▶ **EXERCISE TASK**
All lines in which the word "本模板的所有素材和逻辑图表" occurs are to be extracted.

▶ **DATA FOR THE TASK**

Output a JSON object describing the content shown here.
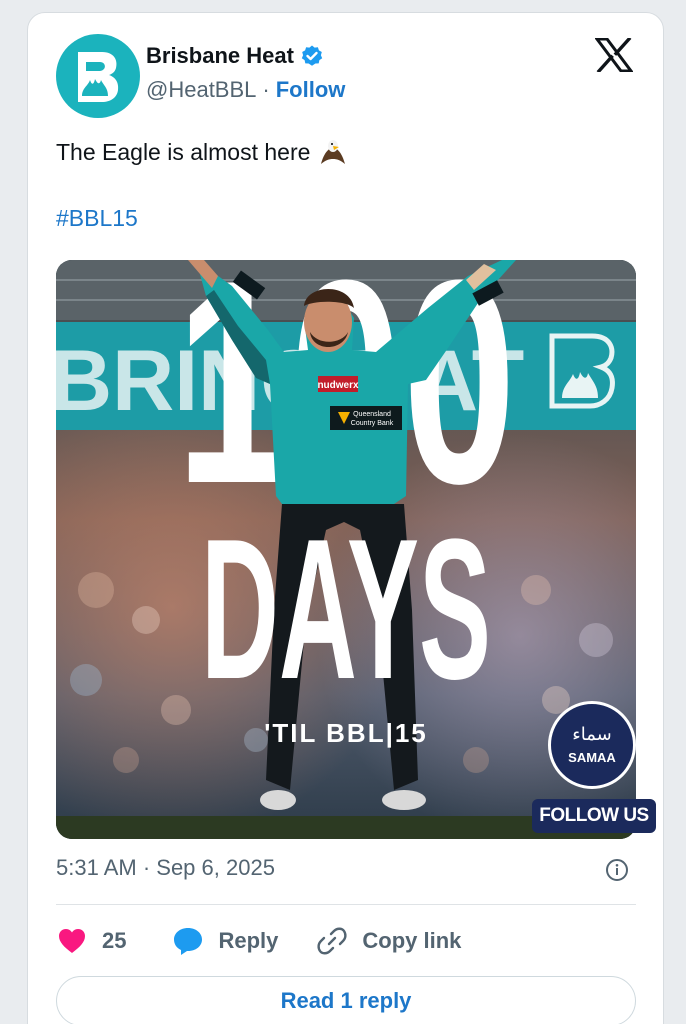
{
  "account": {
    "name": "Brisbane Heat",
    "handle": "@HeatBBL",
    "separator": "·",
    "follow_label": "Follow",
    "verified": true
  },
  "platform_icon": "x-logo-icon",
  "tweet": {
    "text": "The Eagle is almost here",
    "emoji": "eagle-emoji",
    "hashtag": "#BBL15"
  },
  "media": {
    "top_text": "100",
    "big_text": "DAYS",
    "caption": "'TIL BBL|15",
    "sponsor_badge": "Queensland Country Bank",
    "jersey_logo": "nudwerx",
    "banner_text": "BRINGT",
    "banner_text_right": "AT",
    "samaa_badge_urdu": "سماء",
    "samaa_badge_label": "SAMAA",
    "follow_us_label": "FOLLOW US"
  },
  "meta": {
    "timestamp": "5:31 AM · Sep 6, 2025"
  },
  "actions": {
    "likes_count": "25",
    "reply_label": "Reply",
    "copy_link_label": "Copy link"
  },
  "read_reply_label": "Read 1 reply",
  "colors": {
    "accent": "#1d77c9",
    "heat_teal": "#1bb3bd",
    "like_pink": "#f91880",
    "text_primary": "#0f1419",
    "text_secondary": "#536471"
  }
}
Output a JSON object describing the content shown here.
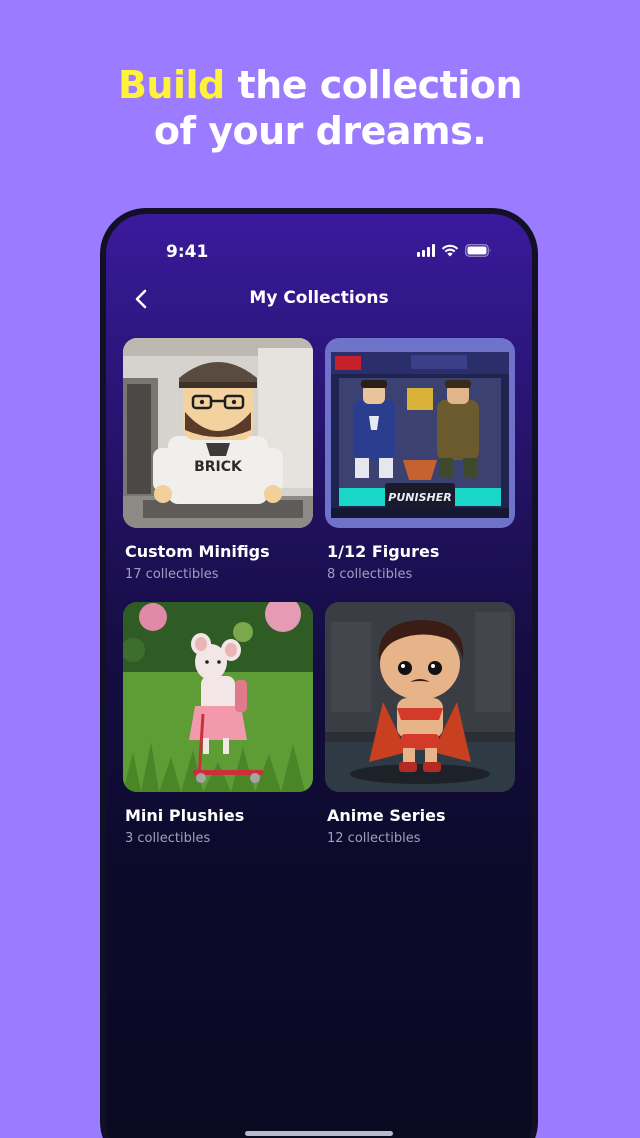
{
  "marketing": {
    "headline_highlight": "Build",
    "headline_rest_line1": " the collection",
    "headline_line2": "of your dreams."
  },
  "status_bar": {
    "time": "9:41"
  },
  "header": {
    "title": "My Collections",
    "back_icon": "chevron-left-icon"
  },
  "collections": [
    {
      "title": "Custom Minifigs",
      "count": "17 collectibles",
      "image": "lego-minifig-photo"
    },
    {
      "title": "1/12 Figures",
      "count": "8 collectibles",
      "image": "boxed-action-figures-photo"
    },
    {
      "title": "Mini Plushies",
      "count": "3 collectibles",
      "image": "mouse-plush-on-grass-photo"
    },
    {
      "title": "Anime Series",
      "count": "12 collectibles",
      "image": "vinyl-figure-caped-photo"
    }
  ],
  "colors": {
    "background": "#9b7bff",
    "highlight": "#fff23a",
    "screen_top": "#3a1a9c",
    "screen_bottom": "#0a0a22"
  }
}
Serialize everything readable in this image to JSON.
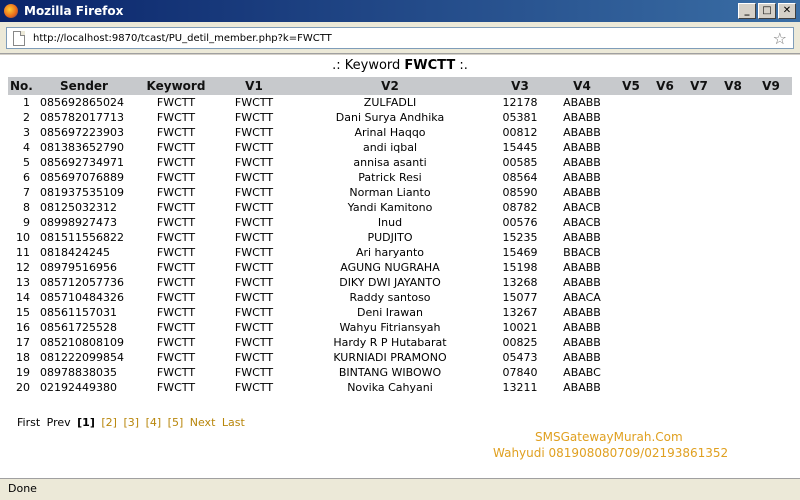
{
  "window": {
    "title": "Mozilla Firefox",
    "minimize_glyph": "_",
    "maximize_glyph": "□",
    "close_glyph": "✕"
  },
  "urlbar": {
    "url": "http://localhost:9870/tcast/PU_detil_member.php?k=FWCTT",
    "bookmark_icon": "☆"
  },
  "heading": {
    "prefix": ".: Keyword ",
    "keyword": "FWCTT",
    "suffix": " :."
  },
  "table": {
    "columns": [
      "No.",
      "Sender",
      "Keyword",
      "V1",
      "V2",
      "V3",
      "V4",
      "V5",
      "V6",
      "V7",
      "V8",
      "V9"
    ],
    "rows": [
      [
        "1",
        "085692865024",
        "FWCTT",
        "FWCTT",
        "ZULFADLI",
        "12178",
        "ABABB",
        "",
        "",
        "",
        "",
        ""
      ],
      [
        "2",
        "085782017713",
        "FWCTT",
        "FWCTT",
        "Dani Surya Andhika",
        "05381",
        "ABABB",
        "",
        "",
        "",
        "",
        ""
      ],
      [
        "3",
        "085697223903",
        "FWCTT",
        "FWCTT",
        "Arinal Haqqo",
        "00812",
        "ABABB",
        "",
        "",
        "",
        "",
        ""
      ],
      [
        "4",
        "081383652790",
        "FWCTT",
        "FWCTT",
        "andi iqbal",
        "15445",
        "ABABB",
        "",
        "",
        "",
        "",
        ""
      ],
      [
        "5",
        "085692734971",
        "FWCTT",
        "FWCTT",
        "annisa asanti",
        "00585",
        "ABABB",
        "",
        "",
        "",
        "",
        ""
      ],
      [
        "6",
        "085697076889",
        "FWCTT",
        "FWCTT",
        "Patrick Resi",
        "08564",
        "ABABB",
        "",
        "",
        "",
        "",
        ""
      ],
      [
        "7",
        "081937535109",
        "FWCTT",
        "FWCTT",
        "Norman Lianto",
        "08590",
        "ABABB",
        "",
        "",
        "",
        "",
        ""
      ],
      [
        "8",
        "08125032312",
        "FWCTT",
        "FWCTT",
        "Yandi Kamitono",
        "08782",
        "ABACB",
        "",
        "",
        "",
        "",
        ""
      ],
      [
        "9",
        "08998927473",
        "FWCTT",
        "FWCTT",
        "Inud",
        "00576",
        "ABACB",
        "",
        "",
        "",
        "",
        ""
      ],
      [
        "10",
        "081511556822",
        "FWCTT",
        "FWCTT",
        "PUDJITO",
        "15235",
        "ABABB",
        "",
        "",
        "",
        "",
        ""
      ],
      [
        "11",
        "0818424245",
        "FWCTT",
        "FWCTT",
        "Ari haryanto",
        "15469",
        "BBACB",
        "",
        "",
        "",
        "",
        ""
      ],
      [
        "12",
        "08979516956",
        "FWCTT",
        "FWCTT",
        "AGUNG NUGRAHA",
        "15198",
        "ABABB",
        "",
        "",
        "",
        "",
        ""
      ],
      [
        "13",
        "085712057736",
        "FWCTT",
        "FWCTT",
        "DIKY DWI JAYANTO",
        "13268",
        "ABABB",
        "",
        "",
        "",
        "",
        ""
      ],
      [
        "14",
        "085710484326",
        "FWCTT",
        "FWCTT",
        "Raddy santoso",
        "15077",
        "ABACA",
        "",
        "",
        "",
        "",
        ""
      ],
      [
        "15",
        "08561157031",
        "FWCTT",
        "FWCTT",
        "Deni Irawan",
        "13267",
        "ABABB",
        "",
        "",
        "",
        "",
        ""
      ],
      [
        "16",
        "08561725528",
        "FWCTT",
        "FWCTT",
        "Wahyu Fitriansyah",
        "10021",
        "ABABB",
        "",
        "",
        "",
        "",
        ""
      ],
      [
        "17",
        "085210808109",
        "FWCTT",
        "FWCTT",
        "Hardy R P Hutabarat",
        "00825",
        "ABABB",
        "",
        "",
        "",
        "",
        ""
      ],
      [
        "18",
        "081222099854",
        "FWCTT",
        "FWCTT",
        "KURNIADI PRAMONO",
        "05473",
        "ABABB",
        "",
        "",
        "",
        "",
        ""
      ],
      [
        "19",
        "08978838035",
        "FWCTT",
        "FWCTT",
        "BINTANG WIBOWO",
        "07840",
        "ABABC",
        "",
        "",
        "",
        "",
        ""
      ],
      [
        "20",
        "02192449380",
        "FWCTT",
        "FWCTT",
        "Novika Cahyani",
        "13211",
        "ABABB",
        "",
        "",
        "",
        "",
        ""
      ]
    ]
  },
  "pager": {
    "first": "First",
    "prev": "Prev",
    "current": "[1]",
    "pages": [
      "[2]",
      "[3]",
      "[4]",
      "[5]"
    ],
    "next": "Next",
    "last": "Last"
  },
  "footer": {
    "line1": "SMSGatewayMurah.Com",
    "line2": "Wahyudi 081908080709/02193861352"
  },
  "statusbar": {
    "text": "Done"
  },
  "colors": {
    "title_gradient_start": "#0a246a",
    "header_row_bg": "#c7c9cc",
    "footer_text": "#e0a020",
    "pager_link": "#b8860b"
  }
}
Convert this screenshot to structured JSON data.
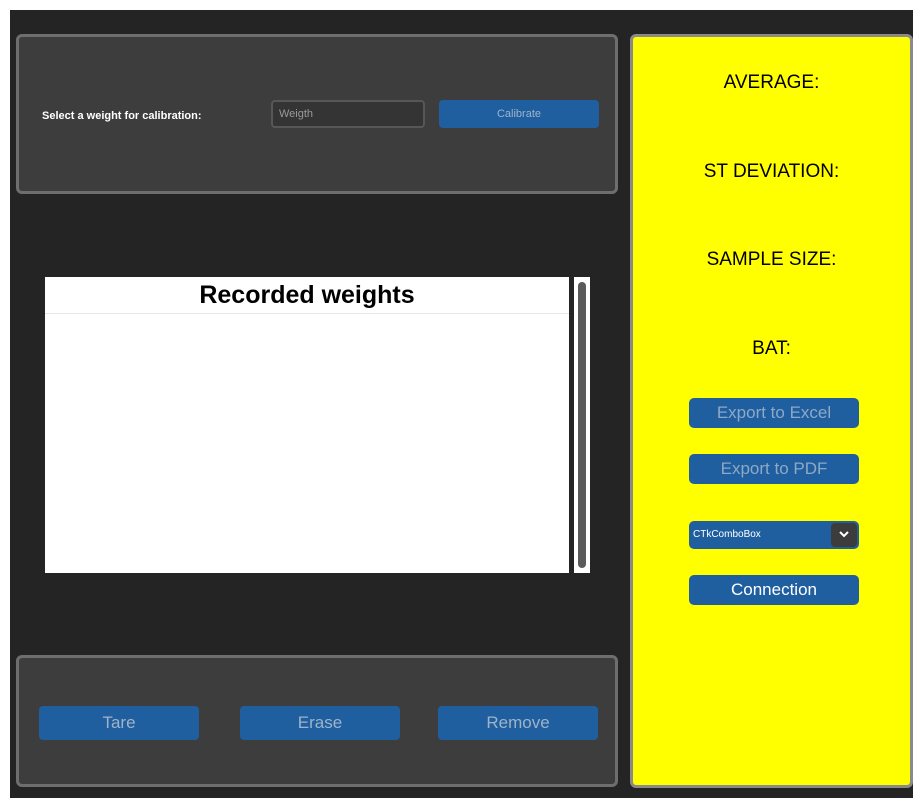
{
  "calibration": {
    "label": "Select a weight for calibration:",
    "input_placeholder": "Weigth",
    "input_value": "",
    "button_label": "Calibrate"
  },
  "recorded": {
    "title": "Recorded weights",
    "items": []
  },
  "actions": {
    "tare": "Tare",
    "erase": "Erase",
    "remove": "Remove"
  },
  "stats": {
    "average": "AVERAGE:",
    "st_deviation": "ST DEVIATION:",
    "sample_size": "SAMPLE SIZE:",
    "bat": "BAT:"
  },
  "side_buttons": {
    "export_excel": "Export to Excel",
    "export_pdf": "Export to PDF",
    "connection": "Connection"
  },
  "combobox": {
    "selected": "CTkComboBox",
    "arrow_icon": "chevron-down-icon"
  },
  "colors": {
    "app_background": "#242424",
    "frame_background": "#3d3d3d",
    "button_blue": "#1f5fa0",
    "side_panel": "#ffff00"
  }
}
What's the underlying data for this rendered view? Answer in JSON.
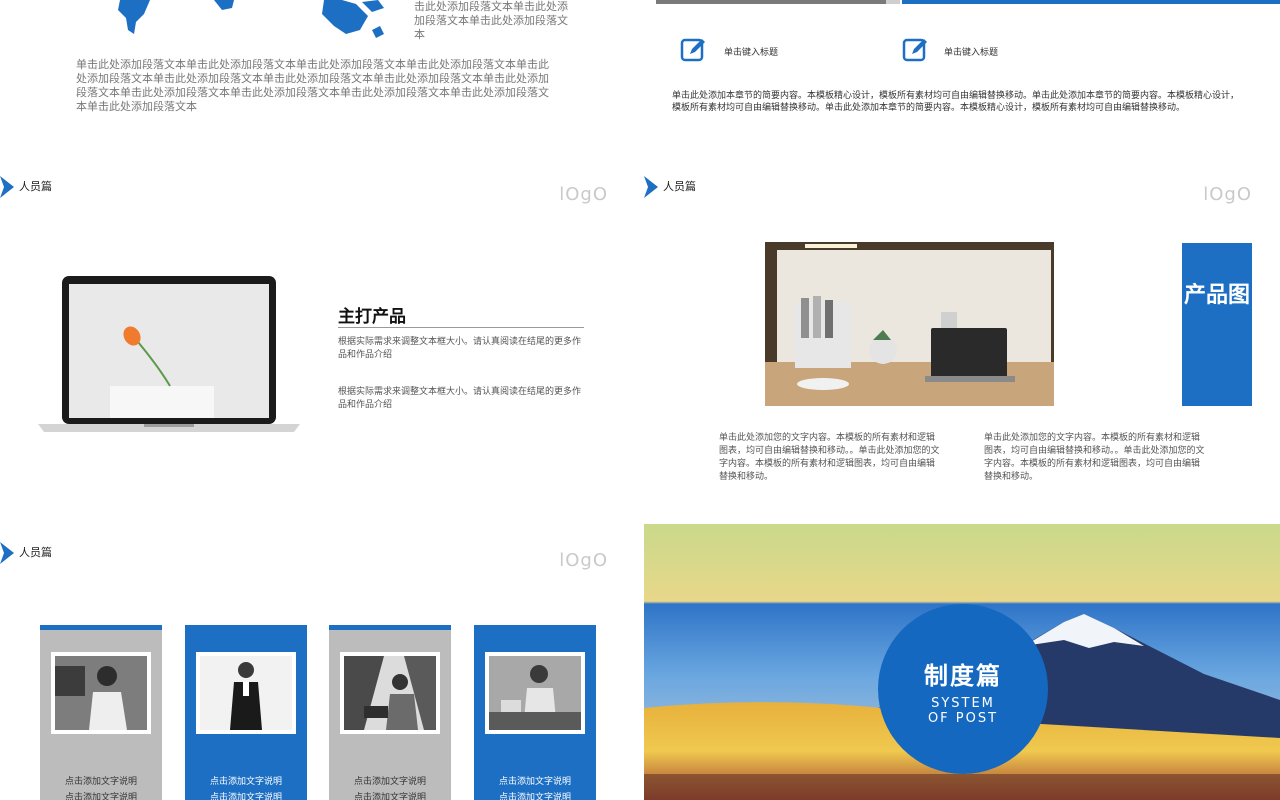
{
  "slide1": {
    "side_text": "击此处添加段落文本单击此处添加段落文本单击此处添加段落文本",
    "paragraph": "单击此处添加段落文本单击此处添加段落文本单击此处添加段落文本单击此处添加段落文本单击此处添加段落文本单击此处添加段落文本单击此处添加段落文本单击此处添加段落文本单击此处添加段落文本单击此处添加段落文本单击此处添加段落文本单击此处添加段落文本单击此处添加段落文本单击此处添加段落文本"
  },
  "slide2": {
    "heading1": "单击键入标题",
    "heading2": "单击键入标题",
    "body": "单击此处添加本章节的简要内容。本模板精心设计，模板所有素材均可自由编辑替换移动。单击此处添加本章节的简要内容。本模板精心设计，模板所有素材均可自由编辑替换移动。单击此处添加本章节的简要内容。本模板精心设计，模板所有素材均可自由编辑替换移动。"
  },
  "slide3": {
    "section": "人员篇",
    "logo": "lOgO",
    "product_title": "主打产品",
    "desc1": "根据实际需求来调整文本框大小。请认真阅读在结尾的更多作品和作品介绍",
    "desc2": "根据实际需求来调整文本框大小。请认真阅读在结尾的更多作品和作品介绍"
  },
  "slide4": {
    "section": "人员篇",
    "logo": "lOgO",
    "panel_text": "产品图",
    "col1": "单击此处添加您的文字内容。本模板的所有素材和逻辑图表，均可自由编辑替换和移动。。单击此处添加您的文字内容。本模板的所有素材和逻辑图表，均可自由编辑替换和移动。",
    "col2": "单击此处添加您的文字内容。本模板的所有素材和逻辑图表，均可自由编辑替换和移动。。单击此处添加您的文字内容。本模板的所有素材和逻辑图表，均可自由编辑替换和移动。"
  },
  "slide5": {
    "section": "人员篇",
    "logo": "lOgO",
    "cards": [
      {
        "caption": "点击添加文字说明\n点击添加文字说明"
      },
      {
        "caption": "点击添加文字说明\n点击添加文字说明"
      },
      {
        "caption": "点击添加文字说明\n点击添加文字说明"
      },
      {
        "caption": "点击添加文字说明\n点击添加文字说明"
      }
    ]
  },
  "slide6": {
    "title_zh": "制度篇",
    "title_en": "SYSTEM\nOF POST"
  },
  "colors": {
    "accent": "#1d6fc4",
    "card_grey": "#bcbcbc",
    "logo_grey": "#c9c9c9"
  },
  "icons": {
    "section_marker": "chevron-arrow-icon",
    "edit": "edit-pencil-icon"
  }
}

▶ **ANSWER FOR THIS EXERCISE**
    "col1": "单击此处添加您的文字内容。本模板的所有素材和逻辑图表，均可自由编辑替换和移动。。单击此处添加您的文字内容。本模板的所有素材和逻辑图表，均可自由编辑替换和移动。",
    "col2": "单击此处添加您的文字内容。本模板的所有素材和逻辑图表，均可自由编辑替换和移动。。单击此处添加您的文字内容。本模板的所有素材和逻辑图表，均可自由编辑替换和移动。"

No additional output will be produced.